▶ Article
# Calculating Gambling Winnings



## Kramer (15 Mar 2006)

FAO Mods: I think this is in the right forum but please feel free to move it if not.
I got lucky with a bet in Cheltenham yesterday and I'm trying to calculate how much I've won before I go to the bookies (just to make sure I'm getting what I'm owed)
I had 3 out of 4 winners in a lucky 15 bet @ 0.50c stake
6/1
7/1
7/2
I think it's about €140 but would like confirmation if I'm close to the mark
Thanks


----------



## gel (15 Mar 2006)

Kramer,

Go to www.PaddyPower.com - they have a bet calculator where you can work it out.

Gel


----------



## Christy (15 Mar 2006)

According to Paddy Powers calculator you should get €197.50, nice return.

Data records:
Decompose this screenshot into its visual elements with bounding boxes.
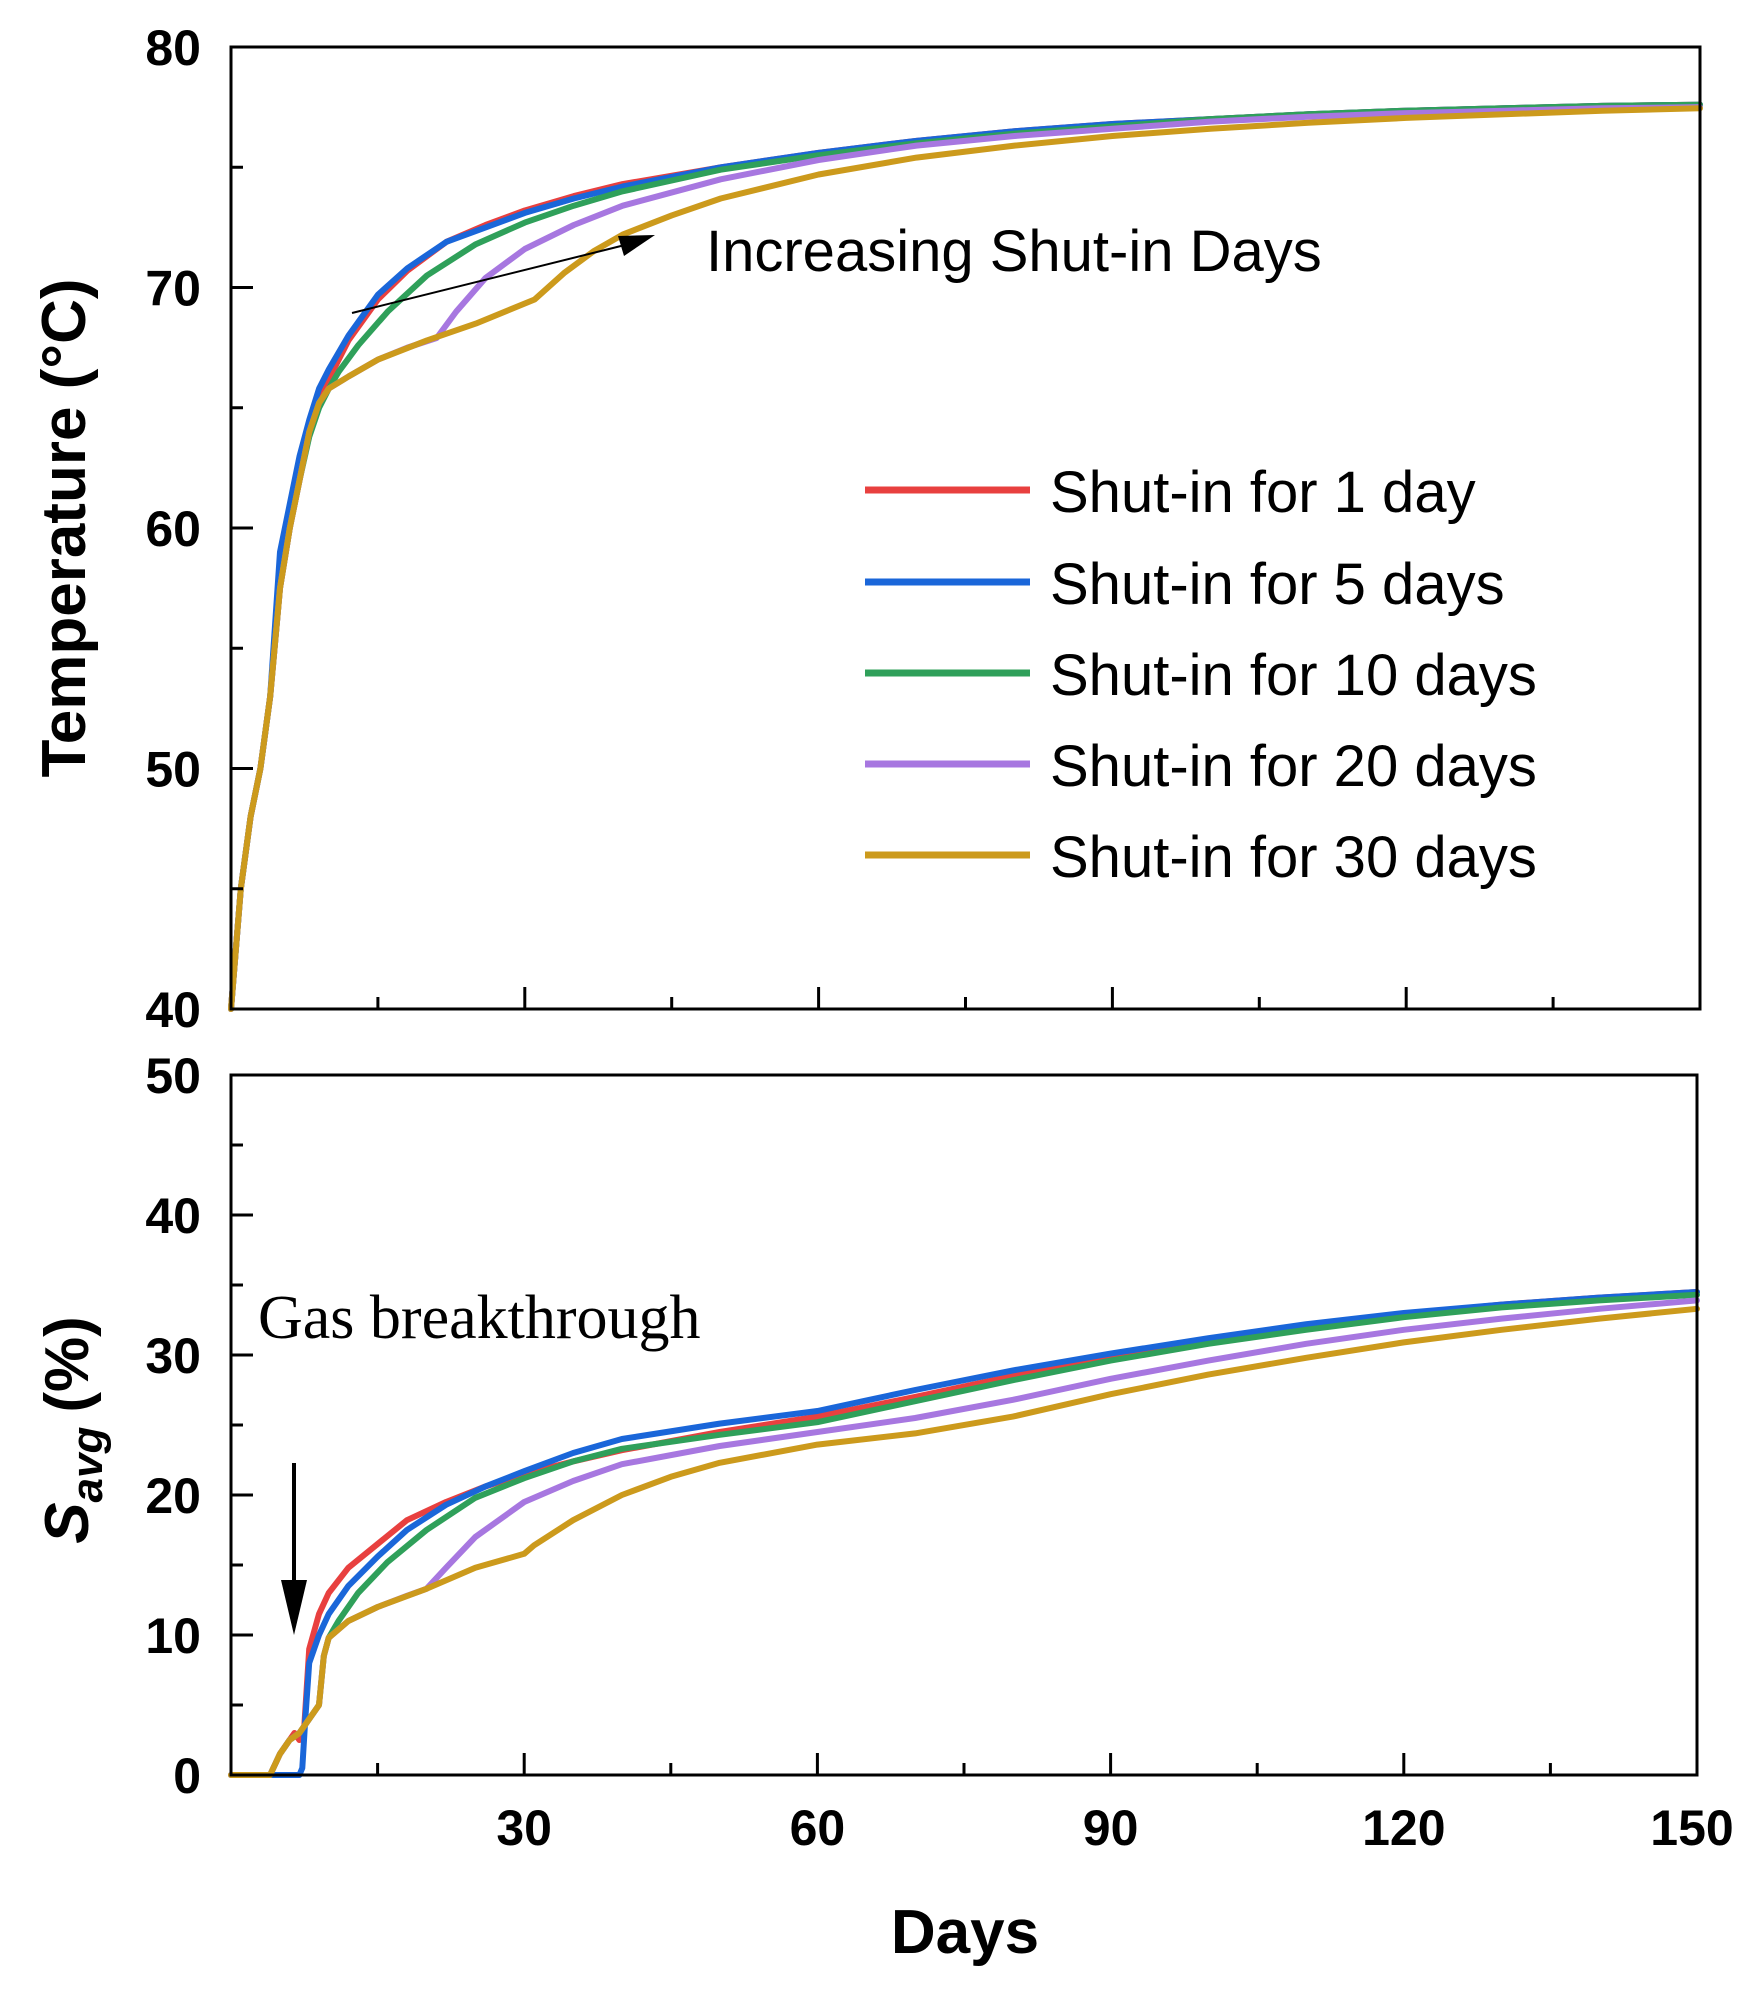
- temperature-y-ticks: 40 50 60 70 80: [145, 20, 253, 1038]
- saturation-x-tick-label-90: 90: [1083, 1800, 1139, 1856]
- legend-label-20-days: Shut-in for 20 days: [1050, 734, 1537, 799]
- x-axis-title: Days: [891, 1898, 1039, 1967]
- temperature-panel: 40 50 60 70 80 Temperature (°C) Increasing S…: [30, 20, 1703, 1038]
- legend: Shut-in for 1 day Shut-in for 5 days Shu…: [865, 460, 1537, 890]
- saturation-y-ticks: 0 10 20 30 40 50: [145, 1048, 253, 1804]
- saturation-y-tick-label-0: 0: [173, 1748, 201, 1804]
- saturation-y-tick-label-50: 50: [145, 1048, 201, 1104]
- saturation-y-tick-label-10: 10: [145, 1608, 201, 1664]
- increasing-shut-in-annotation: Increasing Shut-in Days: [351, 219, 1322, 314]
- saturation-y-tick-label-40: 40: [145, 1188, 201, 1244]
- y-title-unit: (%): [33, 1316, 102, 1412]
- saturation-series-group: [228, 1289, 1700, 1778]
- saturation-series-shut-in-for-1-day: [228, 1289, 1700, 1778]
- temperature-y-tick-label-70: 70: [145, 261, 201, 317]
- annotation-arrow-line: [351, 244, 626, 314]
- saturation-y-axis-title: Savg (%): [33, 1316, 112, 1544]
- saturation-x-tick-label-120: 120: [1362, 1800, 1445, 1856]
- temperature-series-shut-in-for-30-days: [228, 105, 1703, 1012]
- annotation-arrow-head: [618, 235, 655, 256]
- increasing-shut-in-days-label: Increasing Shut-in Days: [706, 219, 1322, 284]
- saturation-series-shut-in-for-20-days: [228, 1297, 1700, 1778]
- legend-label-30-days: Shut-in for 30 days: [1050, 825, 1537, 890]
- temperature-y-tick-label-80: 80: [145, 20, 201, 76]
- y-title-symbol: S: [33, 1502, 102, 1543]
- saturation-x-ticks: 30 60 90 120 150: [376, 1753, 1734, 1856]
- saturation-series-shut-in-for-5-days: [228, 1289, 1700, 1778]
- temperature-y-axis-title: Temperature (°C): [30, 278, 99, 777]
- temperature-series-group: [228, 101, 1703, 1012]
- saturation-x-tick-label-30: 30: [496, 1800, 552, 1856]
- temperature-x-ticks: [376, 987, 1555, 1009]
- temperature-y-tick-label-60: 60: [145, 501, 201, 557]
- gas-breakthrough-label: Gas breakthrough: [258, 1284, 700, 1352]
- temperature-y-tick-label-40: 40: [145, 982, 201, 1038]
- legend-label-5-days: Shut-in for 5 days: [1050, 552, 1505, 617]
- saturation-y-tick-label-30: 30: [145, 1328, 201, 1384]
- gas-breakthrough-arrow-head: [281, 1580, 307, 1635]
- saturation-series-shut-in-for-30-days: [228, 1305, 1700, 1778]
- saturation-series-shut-in-for-10-days: [228, 1291, 1700, 1778]
- y-title-subscript: avg: [63, 1427, 112, 1503]
- gas-breakthrough-annotation: Gas breakthrough: [258, 1284, 700, 1635]
- saturation-x-tick-label-150: 150: [1650, 1800, 1733, 1856]
- saturation-x-tick-label-60: 60: [790, 1800, 846, 1856]
- legend-label-1-day: Shut-in for 1 day: [1050, 460, 1476, 525]
- saturation-panel: 30 60 90 120 150 0 10 20 30 40 50 Savg (%) Days Ga…: [33, 1048, 1734, 1967]
- temperature-y-tick-label-50: 50: [145, 742, 201, 798]
- saturation-y-tick-label-20: 20: [145, 1468, 201, 1524]
- legend-label-10-days: Shut-in for 10 days: [1050, 643, 1537, 708]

▶ Objectives
1. List the odds of the winning selections given in the gambling winnings thread.
2. In the gambling winnings thread, what return does Christy report from the Paddy Power calculator?
3. Write the next post in the gambling winnings thread, picking up after Christy's reply.

▶ Responses to the tasks
1.
6/1
7/1
7/2

2. €197.50

3.
----------



## Kramer (15 Mar 2006)

I can't access PP at work unfortunately (pesky internet security!!)
197.50 sounds alright!!!
Thanks


----------



## gauloise (15 Mar 2006)

Any tips for today Kramer?


----------



## Kramer (15 Mar 2006)

I was lucky yesterday, as you might have guessed from my OP, I don't really know too much about betting.
I normally only bet (badly) on golf or rugby.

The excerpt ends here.